▶ **Instruction**:
Rewrite the lines from the first one through the line containing "value-label: 15.1% (62, 278, 139, 308)", putting "pie-wedge" in place of "pie-slice" and keeping everything else the same.

Spatial layout entries:
◆ ◆ ◆ ◆ ◆

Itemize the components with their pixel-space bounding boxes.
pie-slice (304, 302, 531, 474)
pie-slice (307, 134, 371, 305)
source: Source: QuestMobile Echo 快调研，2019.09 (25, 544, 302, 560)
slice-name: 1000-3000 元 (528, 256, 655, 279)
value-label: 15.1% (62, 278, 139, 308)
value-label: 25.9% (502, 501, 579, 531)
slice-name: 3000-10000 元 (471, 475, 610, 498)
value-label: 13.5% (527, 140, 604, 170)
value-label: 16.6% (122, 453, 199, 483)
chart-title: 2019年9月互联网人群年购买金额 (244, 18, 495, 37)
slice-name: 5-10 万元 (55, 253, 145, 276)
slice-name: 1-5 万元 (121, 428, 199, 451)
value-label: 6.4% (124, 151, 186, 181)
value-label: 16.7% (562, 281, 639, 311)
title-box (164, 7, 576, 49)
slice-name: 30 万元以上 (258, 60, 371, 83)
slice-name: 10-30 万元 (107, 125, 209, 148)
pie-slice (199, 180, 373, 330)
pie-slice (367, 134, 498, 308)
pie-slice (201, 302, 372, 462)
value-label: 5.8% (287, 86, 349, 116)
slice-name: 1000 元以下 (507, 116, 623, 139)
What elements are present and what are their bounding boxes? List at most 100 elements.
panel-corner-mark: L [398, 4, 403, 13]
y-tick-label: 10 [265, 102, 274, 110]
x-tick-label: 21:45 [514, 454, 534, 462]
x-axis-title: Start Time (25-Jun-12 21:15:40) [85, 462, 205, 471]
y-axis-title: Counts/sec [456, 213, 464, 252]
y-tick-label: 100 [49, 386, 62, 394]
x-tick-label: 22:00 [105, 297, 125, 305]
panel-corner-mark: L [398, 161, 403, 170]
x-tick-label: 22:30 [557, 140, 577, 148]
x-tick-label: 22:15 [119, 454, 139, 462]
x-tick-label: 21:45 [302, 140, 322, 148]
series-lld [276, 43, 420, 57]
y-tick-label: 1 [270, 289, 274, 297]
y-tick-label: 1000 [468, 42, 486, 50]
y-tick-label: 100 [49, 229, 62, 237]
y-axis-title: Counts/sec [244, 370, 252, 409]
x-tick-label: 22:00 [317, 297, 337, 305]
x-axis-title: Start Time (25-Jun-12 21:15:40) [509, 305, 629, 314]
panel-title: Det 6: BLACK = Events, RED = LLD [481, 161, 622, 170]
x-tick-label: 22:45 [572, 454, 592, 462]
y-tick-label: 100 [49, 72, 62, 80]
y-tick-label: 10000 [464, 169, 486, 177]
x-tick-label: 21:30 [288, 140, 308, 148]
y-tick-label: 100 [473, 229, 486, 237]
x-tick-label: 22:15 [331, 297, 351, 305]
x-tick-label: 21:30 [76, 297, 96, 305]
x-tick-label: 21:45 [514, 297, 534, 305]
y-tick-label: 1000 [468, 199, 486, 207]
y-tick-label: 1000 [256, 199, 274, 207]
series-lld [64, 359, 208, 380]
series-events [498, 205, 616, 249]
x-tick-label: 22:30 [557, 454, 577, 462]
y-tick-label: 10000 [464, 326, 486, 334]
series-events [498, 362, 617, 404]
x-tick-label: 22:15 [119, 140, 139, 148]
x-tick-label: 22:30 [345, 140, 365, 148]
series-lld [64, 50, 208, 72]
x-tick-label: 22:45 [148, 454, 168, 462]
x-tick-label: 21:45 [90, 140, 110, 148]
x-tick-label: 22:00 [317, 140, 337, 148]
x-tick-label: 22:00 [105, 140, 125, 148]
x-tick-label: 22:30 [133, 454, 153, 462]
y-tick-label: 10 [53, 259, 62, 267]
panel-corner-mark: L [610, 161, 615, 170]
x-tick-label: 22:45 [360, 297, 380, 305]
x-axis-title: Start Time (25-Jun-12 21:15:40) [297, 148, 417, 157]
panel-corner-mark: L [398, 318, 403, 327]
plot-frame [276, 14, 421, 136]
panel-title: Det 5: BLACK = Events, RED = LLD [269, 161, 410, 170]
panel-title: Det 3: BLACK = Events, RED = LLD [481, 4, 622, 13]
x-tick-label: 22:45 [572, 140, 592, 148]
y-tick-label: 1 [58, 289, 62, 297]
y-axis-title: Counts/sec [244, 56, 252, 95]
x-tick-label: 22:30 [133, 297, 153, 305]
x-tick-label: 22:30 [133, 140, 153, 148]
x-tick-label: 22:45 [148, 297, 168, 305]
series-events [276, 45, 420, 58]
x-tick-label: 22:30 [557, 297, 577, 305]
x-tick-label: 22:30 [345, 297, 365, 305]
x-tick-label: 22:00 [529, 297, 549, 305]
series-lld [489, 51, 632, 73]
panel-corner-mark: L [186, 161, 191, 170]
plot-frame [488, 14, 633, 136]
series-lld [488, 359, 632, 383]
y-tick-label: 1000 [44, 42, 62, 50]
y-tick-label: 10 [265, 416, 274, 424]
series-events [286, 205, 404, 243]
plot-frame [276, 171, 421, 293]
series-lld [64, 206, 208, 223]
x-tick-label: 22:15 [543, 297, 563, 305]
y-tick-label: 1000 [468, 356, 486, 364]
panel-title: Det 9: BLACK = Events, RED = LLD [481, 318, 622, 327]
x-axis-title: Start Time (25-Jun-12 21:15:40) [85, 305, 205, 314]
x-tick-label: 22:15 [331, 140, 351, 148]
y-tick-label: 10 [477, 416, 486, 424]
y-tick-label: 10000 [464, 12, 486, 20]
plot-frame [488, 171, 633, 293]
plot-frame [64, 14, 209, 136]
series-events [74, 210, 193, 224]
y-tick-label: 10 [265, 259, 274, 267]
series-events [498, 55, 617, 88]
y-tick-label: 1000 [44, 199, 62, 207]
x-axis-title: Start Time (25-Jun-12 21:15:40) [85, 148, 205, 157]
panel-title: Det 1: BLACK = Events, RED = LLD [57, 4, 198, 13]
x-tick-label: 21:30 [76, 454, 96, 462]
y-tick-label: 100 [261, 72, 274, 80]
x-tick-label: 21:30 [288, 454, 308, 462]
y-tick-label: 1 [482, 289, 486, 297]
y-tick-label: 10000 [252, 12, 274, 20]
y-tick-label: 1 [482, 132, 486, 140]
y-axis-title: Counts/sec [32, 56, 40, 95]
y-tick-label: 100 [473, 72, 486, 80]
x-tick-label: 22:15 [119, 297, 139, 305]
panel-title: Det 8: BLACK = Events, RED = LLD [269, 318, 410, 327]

◆ ◆ ◆ ◆ ◆

▶ **The reply**:
Itemize the components with their pixel-space bounding boxes.
pie-wedge (304, 302, 531, 474)
pie-wedge (307, 134, 371, 305)
source: Source: QuestMobile Echo 快调研，2019.09 (25, 544, 302, 560)
slice-name: 1000-3000 元 (528, 256, 655, 279)
value-label: 15.1% (62, 278, 139, 308)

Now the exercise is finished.